- Request -
Pick out every line with the word "colors" and copy it.

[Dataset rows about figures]

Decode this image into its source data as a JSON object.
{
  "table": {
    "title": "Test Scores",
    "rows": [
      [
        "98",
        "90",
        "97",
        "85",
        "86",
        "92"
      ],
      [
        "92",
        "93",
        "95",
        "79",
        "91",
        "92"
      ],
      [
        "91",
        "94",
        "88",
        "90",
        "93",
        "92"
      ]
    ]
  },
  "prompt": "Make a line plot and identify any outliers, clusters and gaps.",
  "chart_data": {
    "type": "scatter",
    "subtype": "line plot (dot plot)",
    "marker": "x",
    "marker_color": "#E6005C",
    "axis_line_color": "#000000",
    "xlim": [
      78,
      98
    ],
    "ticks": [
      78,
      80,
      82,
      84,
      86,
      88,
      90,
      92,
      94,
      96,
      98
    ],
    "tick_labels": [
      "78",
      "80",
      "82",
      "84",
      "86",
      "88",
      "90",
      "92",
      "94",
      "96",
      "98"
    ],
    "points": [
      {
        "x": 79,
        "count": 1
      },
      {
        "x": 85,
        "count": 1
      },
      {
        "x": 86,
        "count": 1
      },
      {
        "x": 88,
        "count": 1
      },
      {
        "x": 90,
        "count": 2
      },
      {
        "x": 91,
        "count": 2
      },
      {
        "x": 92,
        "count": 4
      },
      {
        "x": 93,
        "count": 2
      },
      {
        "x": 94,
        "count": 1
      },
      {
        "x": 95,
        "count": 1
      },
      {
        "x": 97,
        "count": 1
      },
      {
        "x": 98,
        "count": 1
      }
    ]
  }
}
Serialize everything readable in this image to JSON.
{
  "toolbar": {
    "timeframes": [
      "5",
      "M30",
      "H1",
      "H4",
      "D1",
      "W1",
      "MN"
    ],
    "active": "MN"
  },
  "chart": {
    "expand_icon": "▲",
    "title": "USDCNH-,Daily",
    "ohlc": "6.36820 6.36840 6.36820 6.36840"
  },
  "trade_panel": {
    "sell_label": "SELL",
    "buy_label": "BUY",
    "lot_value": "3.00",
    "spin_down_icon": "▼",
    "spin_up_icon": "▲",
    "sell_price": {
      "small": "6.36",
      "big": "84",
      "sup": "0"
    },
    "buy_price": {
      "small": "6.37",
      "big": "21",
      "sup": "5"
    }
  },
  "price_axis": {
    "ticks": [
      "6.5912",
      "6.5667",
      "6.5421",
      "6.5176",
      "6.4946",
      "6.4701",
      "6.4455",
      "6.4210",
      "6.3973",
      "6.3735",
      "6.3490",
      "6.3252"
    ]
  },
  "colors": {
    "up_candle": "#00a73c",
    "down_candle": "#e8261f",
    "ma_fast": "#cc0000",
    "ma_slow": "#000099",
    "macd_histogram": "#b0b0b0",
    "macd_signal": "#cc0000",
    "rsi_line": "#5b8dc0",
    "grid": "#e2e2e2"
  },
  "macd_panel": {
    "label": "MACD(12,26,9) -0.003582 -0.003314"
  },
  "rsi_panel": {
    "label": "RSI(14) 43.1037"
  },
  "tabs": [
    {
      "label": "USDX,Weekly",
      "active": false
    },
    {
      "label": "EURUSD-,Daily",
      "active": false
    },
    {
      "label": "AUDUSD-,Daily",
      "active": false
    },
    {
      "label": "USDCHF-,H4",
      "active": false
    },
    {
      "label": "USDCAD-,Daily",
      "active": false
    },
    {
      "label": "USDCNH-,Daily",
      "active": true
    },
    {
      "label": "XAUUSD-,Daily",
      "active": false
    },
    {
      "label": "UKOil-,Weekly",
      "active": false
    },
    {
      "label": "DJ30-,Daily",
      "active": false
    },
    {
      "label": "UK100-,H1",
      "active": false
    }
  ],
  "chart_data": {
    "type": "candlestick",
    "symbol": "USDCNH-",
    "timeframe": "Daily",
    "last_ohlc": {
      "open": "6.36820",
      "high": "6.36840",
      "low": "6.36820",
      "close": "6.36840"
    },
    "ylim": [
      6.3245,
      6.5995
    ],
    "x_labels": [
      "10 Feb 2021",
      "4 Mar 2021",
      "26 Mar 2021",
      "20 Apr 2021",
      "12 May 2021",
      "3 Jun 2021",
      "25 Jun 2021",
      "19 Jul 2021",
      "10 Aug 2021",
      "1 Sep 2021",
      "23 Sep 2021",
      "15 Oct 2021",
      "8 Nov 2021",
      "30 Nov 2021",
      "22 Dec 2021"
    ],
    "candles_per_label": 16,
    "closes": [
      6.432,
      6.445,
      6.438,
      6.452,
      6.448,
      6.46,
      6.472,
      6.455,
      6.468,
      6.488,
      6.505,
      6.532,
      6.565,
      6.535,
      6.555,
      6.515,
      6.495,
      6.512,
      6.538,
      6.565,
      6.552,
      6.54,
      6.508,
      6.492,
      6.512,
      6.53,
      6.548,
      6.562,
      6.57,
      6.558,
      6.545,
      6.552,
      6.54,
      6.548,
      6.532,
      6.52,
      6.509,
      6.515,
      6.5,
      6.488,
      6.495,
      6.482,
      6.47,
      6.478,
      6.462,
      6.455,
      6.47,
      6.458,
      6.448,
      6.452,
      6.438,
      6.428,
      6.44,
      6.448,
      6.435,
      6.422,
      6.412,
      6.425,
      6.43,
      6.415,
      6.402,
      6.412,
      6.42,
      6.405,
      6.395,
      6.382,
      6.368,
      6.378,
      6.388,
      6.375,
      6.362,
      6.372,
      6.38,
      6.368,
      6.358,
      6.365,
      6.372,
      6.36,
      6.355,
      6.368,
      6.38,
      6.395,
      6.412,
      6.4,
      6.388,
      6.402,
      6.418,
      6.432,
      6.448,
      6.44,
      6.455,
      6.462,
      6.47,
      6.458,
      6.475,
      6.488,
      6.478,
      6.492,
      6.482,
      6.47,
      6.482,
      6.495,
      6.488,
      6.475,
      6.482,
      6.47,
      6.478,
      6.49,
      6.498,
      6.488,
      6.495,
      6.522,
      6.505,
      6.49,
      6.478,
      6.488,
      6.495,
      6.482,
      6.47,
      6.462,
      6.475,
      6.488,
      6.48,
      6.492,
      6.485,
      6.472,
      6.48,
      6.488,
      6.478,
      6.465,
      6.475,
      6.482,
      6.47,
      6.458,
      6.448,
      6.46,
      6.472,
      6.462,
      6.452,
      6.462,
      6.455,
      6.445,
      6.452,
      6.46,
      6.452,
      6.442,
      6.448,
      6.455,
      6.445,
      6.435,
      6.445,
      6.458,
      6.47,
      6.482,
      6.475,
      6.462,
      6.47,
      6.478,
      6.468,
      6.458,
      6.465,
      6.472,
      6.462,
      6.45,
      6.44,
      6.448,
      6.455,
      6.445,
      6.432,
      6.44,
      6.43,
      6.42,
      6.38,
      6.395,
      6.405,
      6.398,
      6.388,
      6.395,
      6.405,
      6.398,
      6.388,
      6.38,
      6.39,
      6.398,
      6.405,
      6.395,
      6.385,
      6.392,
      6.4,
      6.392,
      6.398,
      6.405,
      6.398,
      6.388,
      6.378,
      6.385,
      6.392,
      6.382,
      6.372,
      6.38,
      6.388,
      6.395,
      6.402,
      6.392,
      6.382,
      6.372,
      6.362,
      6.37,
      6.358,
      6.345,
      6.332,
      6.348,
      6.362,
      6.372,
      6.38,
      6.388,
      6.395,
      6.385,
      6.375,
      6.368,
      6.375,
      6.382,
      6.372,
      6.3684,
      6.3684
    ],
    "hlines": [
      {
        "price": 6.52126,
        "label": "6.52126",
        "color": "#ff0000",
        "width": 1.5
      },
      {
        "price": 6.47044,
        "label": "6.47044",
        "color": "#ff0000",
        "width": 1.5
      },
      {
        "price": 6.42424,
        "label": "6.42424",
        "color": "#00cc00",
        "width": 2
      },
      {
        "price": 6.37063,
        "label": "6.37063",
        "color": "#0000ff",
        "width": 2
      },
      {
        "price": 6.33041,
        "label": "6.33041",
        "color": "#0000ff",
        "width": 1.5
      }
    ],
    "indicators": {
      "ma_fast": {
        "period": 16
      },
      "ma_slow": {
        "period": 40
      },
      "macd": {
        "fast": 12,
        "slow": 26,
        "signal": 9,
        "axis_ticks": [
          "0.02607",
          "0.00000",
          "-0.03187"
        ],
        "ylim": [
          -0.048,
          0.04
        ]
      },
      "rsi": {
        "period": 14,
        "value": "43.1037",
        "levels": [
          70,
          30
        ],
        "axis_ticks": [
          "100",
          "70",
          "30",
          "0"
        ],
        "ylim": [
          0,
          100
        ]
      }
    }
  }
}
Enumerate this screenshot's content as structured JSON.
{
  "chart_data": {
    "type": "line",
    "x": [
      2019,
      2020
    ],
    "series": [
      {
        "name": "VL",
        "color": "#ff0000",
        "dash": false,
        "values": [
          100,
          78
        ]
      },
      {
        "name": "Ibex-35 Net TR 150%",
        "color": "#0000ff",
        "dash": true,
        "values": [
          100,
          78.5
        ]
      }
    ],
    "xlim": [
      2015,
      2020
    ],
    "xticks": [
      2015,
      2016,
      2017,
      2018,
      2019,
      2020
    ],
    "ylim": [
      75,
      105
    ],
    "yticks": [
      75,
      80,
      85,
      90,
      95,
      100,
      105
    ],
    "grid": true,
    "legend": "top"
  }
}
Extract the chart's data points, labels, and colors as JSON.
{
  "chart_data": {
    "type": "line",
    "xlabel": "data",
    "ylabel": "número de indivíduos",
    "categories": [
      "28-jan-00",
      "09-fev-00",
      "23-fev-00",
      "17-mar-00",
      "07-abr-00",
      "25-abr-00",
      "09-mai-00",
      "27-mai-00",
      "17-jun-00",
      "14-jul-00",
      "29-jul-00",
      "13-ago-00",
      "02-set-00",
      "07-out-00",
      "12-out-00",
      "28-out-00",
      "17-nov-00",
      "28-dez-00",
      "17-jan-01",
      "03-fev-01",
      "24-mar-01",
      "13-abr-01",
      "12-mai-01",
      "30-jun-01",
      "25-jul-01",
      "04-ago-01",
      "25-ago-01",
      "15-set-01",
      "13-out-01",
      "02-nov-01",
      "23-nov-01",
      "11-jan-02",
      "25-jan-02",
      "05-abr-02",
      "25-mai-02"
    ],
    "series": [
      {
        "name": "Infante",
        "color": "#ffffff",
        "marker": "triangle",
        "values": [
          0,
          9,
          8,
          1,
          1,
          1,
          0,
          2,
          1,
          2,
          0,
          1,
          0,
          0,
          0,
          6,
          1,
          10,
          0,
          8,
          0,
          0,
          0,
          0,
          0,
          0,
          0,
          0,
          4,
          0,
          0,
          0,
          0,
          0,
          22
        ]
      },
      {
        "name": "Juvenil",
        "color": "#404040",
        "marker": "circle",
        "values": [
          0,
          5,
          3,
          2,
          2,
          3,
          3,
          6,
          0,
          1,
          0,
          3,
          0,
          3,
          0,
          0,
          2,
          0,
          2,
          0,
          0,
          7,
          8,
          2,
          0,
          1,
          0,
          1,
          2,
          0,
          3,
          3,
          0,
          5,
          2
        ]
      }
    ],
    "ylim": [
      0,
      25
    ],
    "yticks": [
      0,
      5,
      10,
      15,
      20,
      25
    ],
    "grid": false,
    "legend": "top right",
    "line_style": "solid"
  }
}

- Answer to this task -
  "colors": {
Extract the chart's data points, labels, and colors as JSON.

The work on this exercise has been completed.